- **Short exercise**
Repeat the material below word for word and leave out all pictures.

- **Data**
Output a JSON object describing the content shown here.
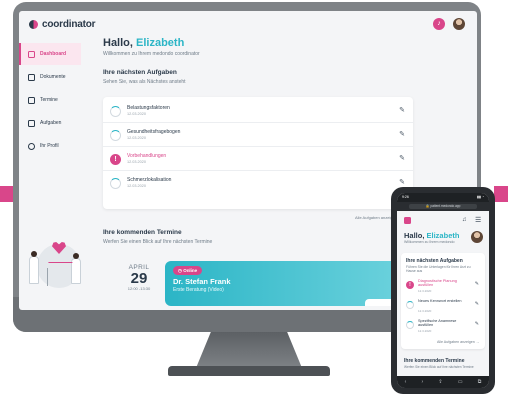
{
  "app": {
    "brand": "coordinator",
    "brand_accent": "#d9468a",
    "secondary_accent": "#2bb5c6",
    "notification_icon": "bell-icon"
  },
  "sidebar": {
    "items": [
      {
        "label": "Dashboard",
        "icon": "dashboard-icon",
        "active": true
      },
      {
        "label": "Dokumente",
        "icon": "document-icon",
        "active": false
      },
      {
        "label": "Termine",
        "icon": "calendar-icon",
        "active": false
      },
      {
        "label": "Aufgaben",
        "icon": "checklist-icon",
        "active": false
      },
      {
        "label": "Ihr Profil",
        "icon": "user-icon",
        "active": false
      }
    ]
  },
  "greeting": {
    "hello": "Hallo,",
    "name": "Elizabeth",
    "welcome": "Willkommen zu Ihrem medondo coordinator"
  },
  "tasks": {
    "title": "Ihre nächsten Aufgaben",
    "subtitle": "Sehen Sie, was als Nächstes ansteht",
    "items": [
      {
        "name": "Belastungsfaktoren",
        "date": "12.03.2020",
        "alert": false
      },
      {
        "name": "Gesundheitsfragebogen",
        "date": "12.03.2020",
        "alert": false
      },
      {
        "name": "Vorbehandlungen",
        "date": "12.03.2020",
        "alert": true
      },
      {
        "name": "Schmerzlokalisation",
        "date": "12.03.2020",
        "alert": false
      }
    ],
    "all_link": "Alle Aufgaben anzeigen"
  },
  "appointments": {
    "title": "Ihre kommenden Termine",
    "subtitle": "Werfen Sie einen Blick auf Ihre nächsten Termine",
    "month": "APRIL",
    "day": "29",
    "time": "12:00 -13:30",
    "badge": "Online",
    "doctor": "Dr. Stefan Frank",
    "type": "Erste Beratung (Video)"
  },
  "phone": {
    "time": "9:26",
    "url": "patient.medondo.app",
    "hello": "Hallo,",
    "name": "Elizabeth",
    "welcome": "Willkommen zu Ihrem medondo",
    "tasks_title": "Ihre nächsten Aufgaben",
    "tasks_subtitle": "Führen Sie die Unterlagen für Ihren Arzt zu Hause aus",
    "tasks": [
      {
        "name": "Diagnostische Planung ausfüllen",
        "date": "12.3.2020",
        "alert": true
      },
      {
        "name": "Neues Kennwort erstellen",
        "date": "12.3.2020",
        "alert": false
      },
      {
        "name": "Spezifische Anamnese ausfüllen",
        "date": "12.3.2020",
        "alert": false
      }
    ],
    "all_link": "Alle Aufgaben anzeigen",
    "appt_title": "Ihre kommenden Termine",
    "appt_subtitle": "Werfen Sie einen Blick auf Ihre nächsten Termine"
  }
}
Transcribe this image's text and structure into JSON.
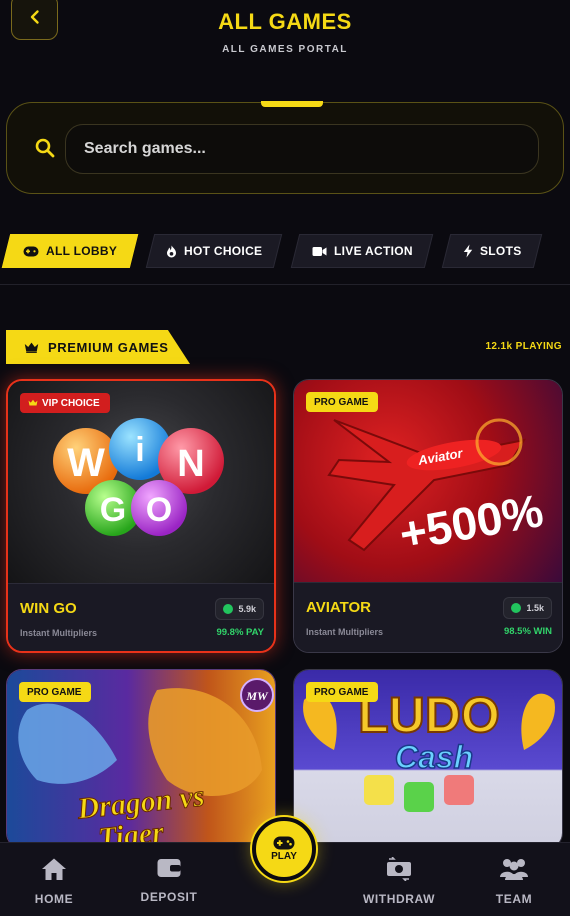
{
  "header": {
    "title": "ALL GAMES",
    "subtitle": "ALL GAMES PORTAL",
    "back_icon": "chevron-left-icon"
  },
  "search": {
    "placeholder": "Search games...",
    "icon": "search-icon"
  },
  "tabs": [
    {
      "label": "ALL LOBBY",
      "icon": "gamepad-icon",
      "active": true
    },
    {
      "label": "HOT CHOICE",
      "icon": "flame-icon",
      "active": false
    },
    {
      "label": "LIVE ACTION",
      "icon": "video-icon",
      "active": false
    },
    {
      "label": "SLOTS",
      "icon": "bolt-icon",
      "active": false
    }
  ],
  "section": {
    "title": "PREMIUM GAMES",
    "icon": "crown-icon",
    "playing": "12.1k PLAYING"
  },
  "games": [
    {
      "name": "WIN GO",
      "badge": "VIP CHOICE",
      "description": "Instant Multipliers",
      "online": "5.9k",
      "payout": "99.8% PAY",
      "art_text_1": "WIN",
      "art_text_2": "GO"
    },
    {
      "name": "AVIATOR",
      "badge": "PRO GAME",
      "description": "Instant Multipliers",
      "online": "1.5k",
      "payout": "98.5% WIN",
      "art_text": "+500%",
      "plane_text": "Aviator"
    },
    {
      "name": "",
      "badge": "PRO GAME",
      "art_text_1": "Dragon vs",
      "art_text_2": "Tiger",
      "logo": "MW"
    },
    {
      "name": "",
      "badge": "PRO GAME",
      "art_text_1": "LUDO",
      "art_text_2": "Cash"
    }
  ],
  "nav": {
    "home": "HOME",
    "deposit": "DEPOSIT",
    "play": "PLAY",
    "withdraw": "WITHDRAW",
    "team": "TEAM"
  },
  "colors": {
    "accent": "#f5d915",
    "background": "#0b0a10",
    "vip": "#d21e1e",
    "success": "#31d36a"
  }
}
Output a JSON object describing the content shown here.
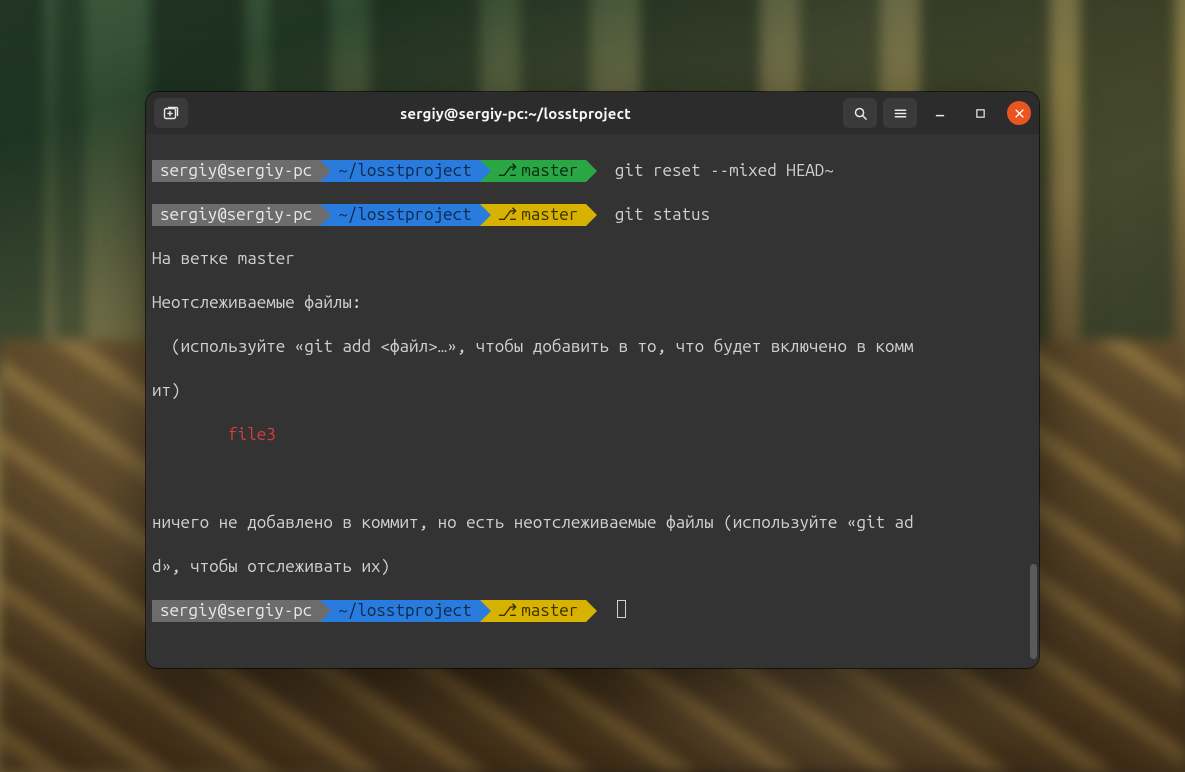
{
  "window": {
    "title": "sergiy@sergiy-pc:~/losstproject"
  },
  "prompt": {
    "user_host": "sergiy@sergiy-pc",
    "path": "~/losstproject",
    "branch": "master",
    "branch_glyph": "⎇"
  },
  "lines": {
    "cmd1": "git reset --mixed HEAD~",
    "cmd2": "git status",
    "out_branch": "На ветке master",
    "out_untracked_hdr": "Неотслеживаемые файлы:",
    "out_untracked_hint1": "  (используйте «git add <файл>…», чтобы добавить в то, что будет включено в комм",
    "out_untracked_hint2": "ит)",
    "out_file": "        file3",
    "out_nothing1": "ничего не добавлено в коммит, но есть неотслеживаемые файлы (используйте «git ad",
    "out_nothing2": "d», чтобы отслеживать их)"
  }
}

- **Full solution**
Output a JSON object describing the content shown here.
{
  "app": {
    "brand": "coordinator",
    "brand_accent": "#d9468a",
    "secondary_accent": "#2bb5c6",
    "notification_icon": "bell-icon"
  },
  "sidebar": {
    "items": [
      {
        "label": "Dashboard",
        "icon": "dashboard-icon",
        "active": true
      },
      {
        "label": "Dokumente",
        "icon": "document-icon",
        "active": false
      },
      {
        "label": "Termine",
        "icon": "calendar-icon",
        "active": false
      },
      {
        "label": "Aufgaben",
        "icon": "checklist-icon",
        "active": false
      },
      {
        "label": "Ihr Profil",
        "icon": "user-icon",
        "active": false
      }
    ]
  },
  "greeting": {
    "hello": "Hallo,",
    "name": "Elizabeth",
    "welcome": "Willkommen zu Ihrem medondo coordinator"
  },
  "tasks": {
    "title": "Ihre nächsten Aufgaben",
    "subtitle": "Sehen Sie, was als Nächstes ansteht",
    "items": [
      {
        "name": "Belastungsfaktoren",
        "date": "12.03.2020",
        "alert": false
      },
      {
        "name": "Gesundheitsfragebogen",
        "date": "12.03.2020",
        "alert": false
      },
      {
        "name": "Vorbehandlungen",
        "date": "12.03.2020",
        "alert": true
      },
      {
        "name": "Schmerzlokalisation",
        "date": "12.03.2020",
        "alert": false
      }
    ],
    "all_link": "Alle Aufgaben anzeigen"
  },
  "appointments": {
    "title": "Ihre kommenden Termine",
    "subtitle": "Werfen Sie einen Blick auf Ihre nächsten Termine",
    "month": "APRIL",
    "day": "29",
    "time": "12:00 -13:30",
    "badge": "Online",
    "doctor": "Dr. Stefan Frank",
    "type": "Erste Beratung (Video)"
  },
  "phone": {
    "time": "9:26",
    "url": "patient.medondo.app",
    "hello": "Hallo,",
    "name": "Elizabeth",
    "welcome": "Willkommen zu Ihrem medondo",
    "tasks_title": "Ihre nächsten Aufgaben",
    "tasks_subtitle": "Führen Sie die Unterlagen für Ihren Arzt zu Hause aus",
    "tasks": [
      {
        "name": "Diagnostische Planung ausfüllen",
        "date": "12.3.2020",
        "alert": true
      },
      {
        "name": "Neues Kennwort erstellen",
        "date": "12.3.2020",
        "alert": false
      },
      {
        "name": "Spezifische Anamnese ausfüllen",
        "date": "12.3.2020",
        "alert": false
      }
    ],
    "all_link": "Alle Aufgaben anzeigen",
    "appt_title": "Ihre kommenden Termine",
    "appt_subtitle": "Werfen Sie einen Blick auf Ihre nächsten Termine"
  }
}
Transcribe this image's text and structure into JSON.
{
  "header": {
    "title": "ALL GAMES",
    "subtitle": "ALL GAMES PORTAL",
    "back_icon": "chevron-left-icon"
  },
  "search": {
    "placeholder": "Search games...",
    "icon": "search-icon"
  },
  "tabs": [
    {
      "label": "ALL LOBBY",
      "icon": "gamepad-icon",
      "active": true
    },
    {
      "label": "HOT CHOICE",
      "icon": "flame-icon",
      "active": false
    },
    {
      "label": "LIVE ACTION",
      "icon": "video-icon",
      "active": false
    },
    {
      "label": "SLOTS",
      "icon": "bolt-icon",
      "active": false
    }
  ],
  "section": {
    "title": "PREMIUM GAMES",
    "icon": "crown-icon",
    "playing": "12.1k PLAYING"
  },
  "games": [
    {
      "name": "WIN GO",
      "badge": "VIP CHOICE",
      "description": "Instant Multipliers",
      "online": "5.9k",
      "payout": "99.8% PAY",
      "art_text_1": "WIN",
      "art_text_2": "GO"
    },
    {
      "name": "AVIATOR",
      "badge": "PRO GAME",
      "description": "Instant Multipliers",
      "online": "1.5k",
      "payout": "98.5% WIN",
      "art_text": "+500%",
      "plane_text": "Aviator"
    },
    {
      "name": "",
      "badge": "PRO GAME",
      "art_text_1": "Dragon vs",
      "art_text_2": "Tiger",
      "logo": "MW"
    },
    {
      "name": "",
      "badge": "PRO GAME",
      "art_text_1": "LUDO",
      "art_text_2": "Cash"
    }
  ],
  "nav": {
    "home": "HOME",
    "deposit": "DEPOSIT",
    "play": "PLAY",
    "withdraw": "WITHDRAW",
    "team": "TEAM"
  },
  "colors": {
    "accent": "#f5d915",
    "background": "#0b0a10",
    "vip": "#d21e1e",
    "success": "#31d36a"
  }
}
Output a JSON object describing the content shown here.
{
  "window": {
    "title": "sergiy@sergiy-pc:~/losstproject"
  },
  "prompt": {
    "user_host": "sergiy@sergiy-pc",
    "path": "~/losstproject",
    "branch": "master",
    "branch_glyph": "⎇"
  },
  "lines": {
    "cmd1": "git reset --mixed HEAD~",
    "cmd2": "git status",
    "out_branch": "На ветке master",
    "out_untracked_hdr": "Неотслеживаемые файлы:",
    "out_untracked_hint1": "  (используйте «git add <файл>…», чтобы добавить в то, что будет включено в комм",
    "out_untracked_hint2": "ит)",
    "out_file": "        file3",
    "out_nothing1": "ничего не добавлено в коммит, но есть неотслеживаемые файлы (используйте «git ad",
    "out_nothing2": "d», чтобы отслеживать их)"
  }
}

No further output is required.